Copy every line of the data in which the word "ylabel" occurs.
[Start]
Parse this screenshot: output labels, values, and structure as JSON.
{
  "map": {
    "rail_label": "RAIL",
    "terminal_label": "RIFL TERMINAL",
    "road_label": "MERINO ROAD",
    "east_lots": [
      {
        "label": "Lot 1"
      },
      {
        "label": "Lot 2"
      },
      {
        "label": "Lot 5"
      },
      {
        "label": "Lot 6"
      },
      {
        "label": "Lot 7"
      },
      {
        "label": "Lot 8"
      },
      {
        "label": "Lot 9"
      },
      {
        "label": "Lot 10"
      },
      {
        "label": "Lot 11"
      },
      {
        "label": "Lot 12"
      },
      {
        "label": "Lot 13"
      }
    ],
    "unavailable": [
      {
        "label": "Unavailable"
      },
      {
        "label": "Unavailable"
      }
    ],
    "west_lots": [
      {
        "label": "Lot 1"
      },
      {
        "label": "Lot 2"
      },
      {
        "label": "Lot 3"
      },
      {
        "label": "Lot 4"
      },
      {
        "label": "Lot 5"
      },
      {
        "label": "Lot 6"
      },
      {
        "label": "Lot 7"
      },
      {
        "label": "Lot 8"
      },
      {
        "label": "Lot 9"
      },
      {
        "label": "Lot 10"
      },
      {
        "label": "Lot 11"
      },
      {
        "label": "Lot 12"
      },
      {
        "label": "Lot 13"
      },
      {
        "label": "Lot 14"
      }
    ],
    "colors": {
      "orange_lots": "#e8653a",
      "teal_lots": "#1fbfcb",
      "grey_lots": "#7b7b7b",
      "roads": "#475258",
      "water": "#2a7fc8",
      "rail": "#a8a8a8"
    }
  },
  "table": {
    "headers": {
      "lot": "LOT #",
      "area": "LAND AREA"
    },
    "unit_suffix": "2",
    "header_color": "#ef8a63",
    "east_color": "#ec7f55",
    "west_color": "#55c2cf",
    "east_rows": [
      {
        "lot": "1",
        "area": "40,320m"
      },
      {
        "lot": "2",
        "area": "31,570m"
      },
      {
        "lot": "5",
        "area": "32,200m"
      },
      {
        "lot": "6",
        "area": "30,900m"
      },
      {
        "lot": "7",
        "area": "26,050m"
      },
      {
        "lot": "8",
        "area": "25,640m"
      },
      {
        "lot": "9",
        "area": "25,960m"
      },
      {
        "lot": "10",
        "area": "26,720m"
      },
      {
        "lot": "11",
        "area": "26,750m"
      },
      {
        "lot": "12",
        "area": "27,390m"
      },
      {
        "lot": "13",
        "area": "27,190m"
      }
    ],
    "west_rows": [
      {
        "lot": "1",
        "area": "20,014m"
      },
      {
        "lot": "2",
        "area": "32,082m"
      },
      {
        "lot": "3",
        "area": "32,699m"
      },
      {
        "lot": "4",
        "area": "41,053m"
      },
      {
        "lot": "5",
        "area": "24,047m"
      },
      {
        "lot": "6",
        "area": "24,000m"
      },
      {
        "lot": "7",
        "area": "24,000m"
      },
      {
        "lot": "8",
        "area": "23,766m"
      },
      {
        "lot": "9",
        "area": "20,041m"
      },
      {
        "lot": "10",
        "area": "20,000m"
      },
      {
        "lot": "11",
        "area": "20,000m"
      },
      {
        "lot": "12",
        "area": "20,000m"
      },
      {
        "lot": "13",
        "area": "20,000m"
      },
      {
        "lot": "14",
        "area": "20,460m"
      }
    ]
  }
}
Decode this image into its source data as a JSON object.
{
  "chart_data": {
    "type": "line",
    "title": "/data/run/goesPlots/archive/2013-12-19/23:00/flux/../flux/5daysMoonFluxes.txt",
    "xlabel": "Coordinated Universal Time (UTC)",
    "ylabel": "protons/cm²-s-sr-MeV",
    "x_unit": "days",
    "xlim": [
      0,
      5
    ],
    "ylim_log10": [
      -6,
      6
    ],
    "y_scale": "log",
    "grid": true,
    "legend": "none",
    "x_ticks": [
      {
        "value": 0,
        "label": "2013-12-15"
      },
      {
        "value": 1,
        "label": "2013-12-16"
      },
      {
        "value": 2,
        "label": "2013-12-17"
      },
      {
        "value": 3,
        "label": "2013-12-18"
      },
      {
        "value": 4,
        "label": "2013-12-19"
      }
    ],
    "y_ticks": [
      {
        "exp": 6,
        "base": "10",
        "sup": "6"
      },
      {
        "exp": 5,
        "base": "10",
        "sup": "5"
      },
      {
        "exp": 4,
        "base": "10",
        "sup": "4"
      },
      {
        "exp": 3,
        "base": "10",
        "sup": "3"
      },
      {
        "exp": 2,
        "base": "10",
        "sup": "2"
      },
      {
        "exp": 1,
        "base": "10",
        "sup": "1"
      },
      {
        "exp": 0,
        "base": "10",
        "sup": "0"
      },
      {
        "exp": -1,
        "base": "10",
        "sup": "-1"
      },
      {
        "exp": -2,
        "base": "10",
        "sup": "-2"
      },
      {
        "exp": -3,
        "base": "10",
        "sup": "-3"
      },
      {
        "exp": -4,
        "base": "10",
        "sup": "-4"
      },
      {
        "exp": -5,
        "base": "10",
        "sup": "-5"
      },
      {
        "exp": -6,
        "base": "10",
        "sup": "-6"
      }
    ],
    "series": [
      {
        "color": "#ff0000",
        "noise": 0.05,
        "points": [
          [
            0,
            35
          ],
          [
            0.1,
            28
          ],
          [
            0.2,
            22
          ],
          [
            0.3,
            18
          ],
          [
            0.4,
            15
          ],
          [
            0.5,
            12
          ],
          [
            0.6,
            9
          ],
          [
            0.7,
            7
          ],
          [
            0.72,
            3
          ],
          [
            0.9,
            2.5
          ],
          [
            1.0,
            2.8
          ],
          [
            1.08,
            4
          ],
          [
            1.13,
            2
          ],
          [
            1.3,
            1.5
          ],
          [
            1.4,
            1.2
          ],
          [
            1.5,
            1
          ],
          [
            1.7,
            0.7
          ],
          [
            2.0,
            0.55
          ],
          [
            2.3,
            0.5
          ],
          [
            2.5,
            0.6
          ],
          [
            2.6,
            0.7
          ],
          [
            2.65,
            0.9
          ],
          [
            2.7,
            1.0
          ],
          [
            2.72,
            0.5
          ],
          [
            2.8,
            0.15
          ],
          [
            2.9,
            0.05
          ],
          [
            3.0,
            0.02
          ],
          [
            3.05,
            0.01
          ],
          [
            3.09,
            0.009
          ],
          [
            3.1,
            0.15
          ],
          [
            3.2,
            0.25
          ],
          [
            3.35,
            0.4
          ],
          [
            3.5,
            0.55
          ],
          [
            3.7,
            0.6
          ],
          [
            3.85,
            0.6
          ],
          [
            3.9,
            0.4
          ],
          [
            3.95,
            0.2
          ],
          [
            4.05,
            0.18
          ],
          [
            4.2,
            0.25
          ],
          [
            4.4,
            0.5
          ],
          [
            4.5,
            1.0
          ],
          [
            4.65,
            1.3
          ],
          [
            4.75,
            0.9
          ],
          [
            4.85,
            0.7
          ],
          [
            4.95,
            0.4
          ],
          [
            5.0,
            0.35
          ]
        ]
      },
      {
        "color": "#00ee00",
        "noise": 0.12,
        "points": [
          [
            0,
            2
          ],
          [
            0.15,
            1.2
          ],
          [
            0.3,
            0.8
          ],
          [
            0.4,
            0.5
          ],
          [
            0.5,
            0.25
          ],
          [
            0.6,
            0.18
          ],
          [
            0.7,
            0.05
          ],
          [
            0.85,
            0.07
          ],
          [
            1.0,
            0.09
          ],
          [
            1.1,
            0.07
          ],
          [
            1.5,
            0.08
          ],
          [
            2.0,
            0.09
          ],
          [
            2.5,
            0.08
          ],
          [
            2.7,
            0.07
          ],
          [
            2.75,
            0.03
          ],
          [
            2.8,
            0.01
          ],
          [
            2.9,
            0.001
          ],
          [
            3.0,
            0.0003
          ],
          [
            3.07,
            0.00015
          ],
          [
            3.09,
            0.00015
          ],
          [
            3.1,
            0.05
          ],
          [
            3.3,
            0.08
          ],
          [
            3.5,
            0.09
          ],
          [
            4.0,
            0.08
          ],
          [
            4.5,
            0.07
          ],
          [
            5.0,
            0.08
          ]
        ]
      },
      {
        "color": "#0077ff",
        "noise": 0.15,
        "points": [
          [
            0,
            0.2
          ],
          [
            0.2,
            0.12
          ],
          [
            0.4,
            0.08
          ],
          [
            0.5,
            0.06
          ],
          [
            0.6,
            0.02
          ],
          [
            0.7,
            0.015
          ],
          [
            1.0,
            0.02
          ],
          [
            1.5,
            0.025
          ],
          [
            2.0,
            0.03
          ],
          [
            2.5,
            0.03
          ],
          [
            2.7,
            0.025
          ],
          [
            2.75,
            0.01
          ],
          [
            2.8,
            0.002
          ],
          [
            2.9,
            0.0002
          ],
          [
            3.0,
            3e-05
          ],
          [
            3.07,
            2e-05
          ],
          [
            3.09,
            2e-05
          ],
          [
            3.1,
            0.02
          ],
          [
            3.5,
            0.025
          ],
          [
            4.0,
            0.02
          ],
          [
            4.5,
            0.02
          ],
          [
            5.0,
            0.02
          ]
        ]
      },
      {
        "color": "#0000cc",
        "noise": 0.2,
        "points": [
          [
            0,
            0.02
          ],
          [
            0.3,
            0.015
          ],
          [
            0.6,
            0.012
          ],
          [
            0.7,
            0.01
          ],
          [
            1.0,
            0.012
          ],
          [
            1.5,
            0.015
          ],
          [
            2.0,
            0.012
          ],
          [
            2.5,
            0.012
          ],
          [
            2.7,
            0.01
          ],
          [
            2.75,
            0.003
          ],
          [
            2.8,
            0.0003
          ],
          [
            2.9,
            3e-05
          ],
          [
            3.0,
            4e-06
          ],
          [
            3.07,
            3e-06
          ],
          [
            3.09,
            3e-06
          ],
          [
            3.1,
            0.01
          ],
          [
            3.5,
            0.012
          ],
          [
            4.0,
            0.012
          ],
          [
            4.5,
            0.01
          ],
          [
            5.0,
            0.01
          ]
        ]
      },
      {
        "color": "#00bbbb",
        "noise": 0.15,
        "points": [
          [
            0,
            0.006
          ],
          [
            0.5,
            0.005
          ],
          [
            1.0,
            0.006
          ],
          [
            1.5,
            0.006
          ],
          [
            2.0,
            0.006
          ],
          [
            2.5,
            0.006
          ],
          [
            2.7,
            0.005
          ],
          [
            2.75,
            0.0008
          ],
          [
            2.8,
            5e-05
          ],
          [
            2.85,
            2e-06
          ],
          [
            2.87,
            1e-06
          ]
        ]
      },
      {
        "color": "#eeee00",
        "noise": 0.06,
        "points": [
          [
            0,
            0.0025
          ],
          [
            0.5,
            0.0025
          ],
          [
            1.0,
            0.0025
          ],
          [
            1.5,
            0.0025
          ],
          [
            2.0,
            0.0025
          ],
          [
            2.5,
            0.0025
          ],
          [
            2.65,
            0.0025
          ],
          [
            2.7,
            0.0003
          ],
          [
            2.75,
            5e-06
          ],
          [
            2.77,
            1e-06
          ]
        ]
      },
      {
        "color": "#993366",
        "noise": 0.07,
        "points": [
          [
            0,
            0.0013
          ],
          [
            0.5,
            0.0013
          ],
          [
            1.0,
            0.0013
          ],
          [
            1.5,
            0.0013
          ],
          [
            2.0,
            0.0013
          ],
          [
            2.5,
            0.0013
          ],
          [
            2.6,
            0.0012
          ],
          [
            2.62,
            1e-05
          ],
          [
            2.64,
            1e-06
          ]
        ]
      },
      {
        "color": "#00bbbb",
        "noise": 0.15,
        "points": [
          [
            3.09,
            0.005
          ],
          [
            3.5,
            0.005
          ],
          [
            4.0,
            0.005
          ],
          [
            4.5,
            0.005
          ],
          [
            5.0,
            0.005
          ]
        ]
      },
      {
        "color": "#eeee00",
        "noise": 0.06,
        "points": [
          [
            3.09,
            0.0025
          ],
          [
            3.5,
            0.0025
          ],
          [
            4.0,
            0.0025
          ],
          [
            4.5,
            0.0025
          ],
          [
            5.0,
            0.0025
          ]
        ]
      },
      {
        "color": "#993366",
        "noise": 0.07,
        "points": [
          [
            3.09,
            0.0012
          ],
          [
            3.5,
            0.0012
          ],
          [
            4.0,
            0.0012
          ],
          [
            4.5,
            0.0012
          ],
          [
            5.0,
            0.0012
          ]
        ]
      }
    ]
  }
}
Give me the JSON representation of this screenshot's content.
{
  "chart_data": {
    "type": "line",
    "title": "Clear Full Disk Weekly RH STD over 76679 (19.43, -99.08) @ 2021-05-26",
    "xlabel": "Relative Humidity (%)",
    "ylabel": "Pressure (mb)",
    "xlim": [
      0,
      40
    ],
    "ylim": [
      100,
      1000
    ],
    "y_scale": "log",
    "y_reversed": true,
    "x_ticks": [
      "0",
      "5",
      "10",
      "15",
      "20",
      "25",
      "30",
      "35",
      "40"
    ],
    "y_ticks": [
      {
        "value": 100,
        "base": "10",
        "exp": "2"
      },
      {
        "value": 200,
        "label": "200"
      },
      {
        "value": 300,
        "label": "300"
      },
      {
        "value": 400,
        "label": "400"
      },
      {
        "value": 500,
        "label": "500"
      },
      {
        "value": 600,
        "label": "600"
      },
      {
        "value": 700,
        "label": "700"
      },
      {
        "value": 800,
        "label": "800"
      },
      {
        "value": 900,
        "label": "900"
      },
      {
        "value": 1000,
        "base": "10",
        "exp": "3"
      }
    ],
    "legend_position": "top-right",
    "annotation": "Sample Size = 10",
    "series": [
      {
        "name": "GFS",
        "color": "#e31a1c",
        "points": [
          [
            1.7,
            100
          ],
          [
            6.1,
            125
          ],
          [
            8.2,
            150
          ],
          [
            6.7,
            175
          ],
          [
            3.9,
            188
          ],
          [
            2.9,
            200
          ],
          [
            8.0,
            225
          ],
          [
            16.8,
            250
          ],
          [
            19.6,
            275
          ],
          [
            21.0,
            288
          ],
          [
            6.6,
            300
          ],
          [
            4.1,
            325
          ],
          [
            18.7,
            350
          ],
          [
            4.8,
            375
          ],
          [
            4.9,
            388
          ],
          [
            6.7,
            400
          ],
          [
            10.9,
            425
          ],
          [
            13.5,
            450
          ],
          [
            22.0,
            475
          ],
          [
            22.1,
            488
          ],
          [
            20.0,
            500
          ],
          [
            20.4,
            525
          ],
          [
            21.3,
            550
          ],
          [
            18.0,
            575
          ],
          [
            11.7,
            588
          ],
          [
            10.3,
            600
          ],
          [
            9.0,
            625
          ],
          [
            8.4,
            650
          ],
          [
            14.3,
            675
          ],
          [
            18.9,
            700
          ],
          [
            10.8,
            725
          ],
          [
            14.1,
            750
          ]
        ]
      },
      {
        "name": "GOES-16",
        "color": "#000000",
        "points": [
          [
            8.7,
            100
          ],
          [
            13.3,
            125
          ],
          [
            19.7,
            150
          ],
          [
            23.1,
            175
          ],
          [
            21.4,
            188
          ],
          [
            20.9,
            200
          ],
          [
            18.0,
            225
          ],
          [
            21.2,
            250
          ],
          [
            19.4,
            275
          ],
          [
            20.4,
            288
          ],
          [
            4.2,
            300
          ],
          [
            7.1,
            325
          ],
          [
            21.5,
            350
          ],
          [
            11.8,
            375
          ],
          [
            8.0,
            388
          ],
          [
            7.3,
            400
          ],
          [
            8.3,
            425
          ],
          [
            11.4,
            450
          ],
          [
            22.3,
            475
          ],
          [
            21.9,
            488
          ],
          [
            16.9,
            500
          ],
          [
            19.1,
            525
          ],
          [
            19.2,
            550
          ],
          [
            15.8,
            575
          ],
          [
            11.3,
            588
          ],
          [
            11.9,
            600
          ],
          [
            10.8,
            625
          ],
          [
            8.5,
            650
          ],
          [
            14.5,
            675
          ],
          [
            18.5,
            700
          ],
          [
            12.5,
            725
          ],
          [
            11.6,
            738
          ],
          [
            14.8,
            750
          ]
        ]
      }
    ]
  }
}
[End]
Written reply:
    "ylabel": "protons/cm²-s-sr-MeV",
    "ylabel": "Pressure (mb)",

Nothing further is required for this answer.